● EXERCISE INSTRUCTIONS
Filter these entries, keeping only lines that hold the word "data".

=====

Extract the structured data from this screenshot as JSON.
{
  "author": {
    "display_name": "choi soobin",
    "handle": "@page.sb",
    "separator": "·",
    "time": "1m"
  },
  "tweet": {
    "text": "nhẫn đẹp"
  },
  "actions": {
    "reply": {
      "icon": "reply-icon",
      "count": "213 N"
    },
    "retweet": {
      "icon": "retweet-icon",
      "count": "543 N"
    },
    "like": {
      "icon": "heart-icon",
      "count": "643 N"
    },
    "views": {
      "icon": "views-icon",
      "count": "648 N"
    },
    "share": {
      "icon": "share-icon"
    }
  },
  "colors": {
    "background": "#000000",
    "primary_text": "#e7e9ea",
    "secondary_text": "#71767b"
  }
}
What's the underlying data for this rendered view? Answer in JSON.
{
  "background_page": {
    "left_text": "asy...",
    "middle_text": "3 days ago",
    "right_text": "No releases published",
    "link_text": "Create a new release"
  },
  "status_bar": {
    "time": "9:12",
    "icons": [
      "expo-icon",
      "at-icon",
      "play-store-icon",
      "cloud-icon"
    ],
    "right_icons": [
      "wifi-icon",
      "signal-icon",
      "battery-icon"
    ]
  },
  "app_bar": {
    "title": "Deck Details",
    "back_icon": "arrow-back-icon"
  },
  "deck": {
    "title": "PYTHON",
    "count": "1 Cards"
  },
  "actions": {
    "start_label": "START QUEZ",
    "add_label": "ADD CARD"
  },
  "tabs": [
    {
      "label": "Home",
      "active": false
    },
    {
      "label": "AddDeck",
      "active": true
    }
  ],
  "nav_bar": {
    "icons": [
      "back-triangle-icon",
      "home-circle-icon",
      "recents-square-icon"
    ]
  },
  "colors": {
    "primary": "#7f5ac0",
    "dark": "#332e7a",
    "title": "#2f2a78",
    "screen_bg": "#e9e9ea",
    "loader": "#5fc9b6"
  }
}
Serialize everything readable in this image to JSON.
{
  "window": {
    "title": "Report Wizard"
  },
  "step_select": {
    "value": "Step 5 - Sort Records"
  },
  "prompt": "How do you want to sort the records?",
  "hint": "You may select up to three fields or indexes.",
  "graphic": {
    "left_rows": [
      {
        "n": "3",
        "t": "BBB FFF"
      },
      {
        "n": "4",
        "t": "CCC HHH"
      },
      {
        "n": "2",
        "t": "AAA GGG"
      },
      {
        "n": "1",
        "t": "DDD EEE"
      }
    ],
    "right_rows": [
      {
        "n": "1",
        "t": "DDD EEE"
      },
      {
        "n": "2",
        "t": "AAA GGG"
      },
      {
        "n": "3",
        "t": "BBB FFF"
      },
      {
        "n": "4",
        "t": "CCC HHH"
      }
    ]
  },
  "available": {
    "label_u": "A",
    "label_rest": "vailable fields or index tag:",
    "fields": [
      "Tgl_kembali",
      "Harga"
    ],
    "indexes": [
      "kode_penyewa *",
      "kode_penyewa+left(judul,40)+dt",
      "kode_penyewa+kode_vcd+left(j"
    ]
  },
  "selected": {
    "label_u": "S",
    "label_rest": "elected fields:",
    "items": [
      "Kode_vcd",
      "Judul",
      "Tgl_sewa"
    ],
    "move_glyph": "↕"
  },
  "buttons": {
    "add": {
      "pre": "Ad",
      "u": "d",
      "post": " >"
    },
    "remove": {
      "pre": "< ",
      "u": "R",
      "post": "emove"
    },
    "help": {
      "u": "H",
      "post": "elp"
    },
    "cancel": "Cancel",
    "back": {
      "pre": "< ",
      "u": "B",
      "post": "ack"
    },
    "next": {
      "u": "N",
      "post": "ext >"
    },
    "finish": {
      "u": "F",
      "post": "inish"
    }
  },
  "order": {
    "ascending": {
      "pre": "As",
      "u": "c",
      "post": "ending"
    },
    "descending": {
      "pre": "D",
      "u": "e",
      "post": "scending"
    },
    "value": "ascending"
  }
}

=====

● EXERCISE RESPONSE
Extract the structured data from this screenshot as JSON.
What's the underlying data for this rendered view? Answer in JSON.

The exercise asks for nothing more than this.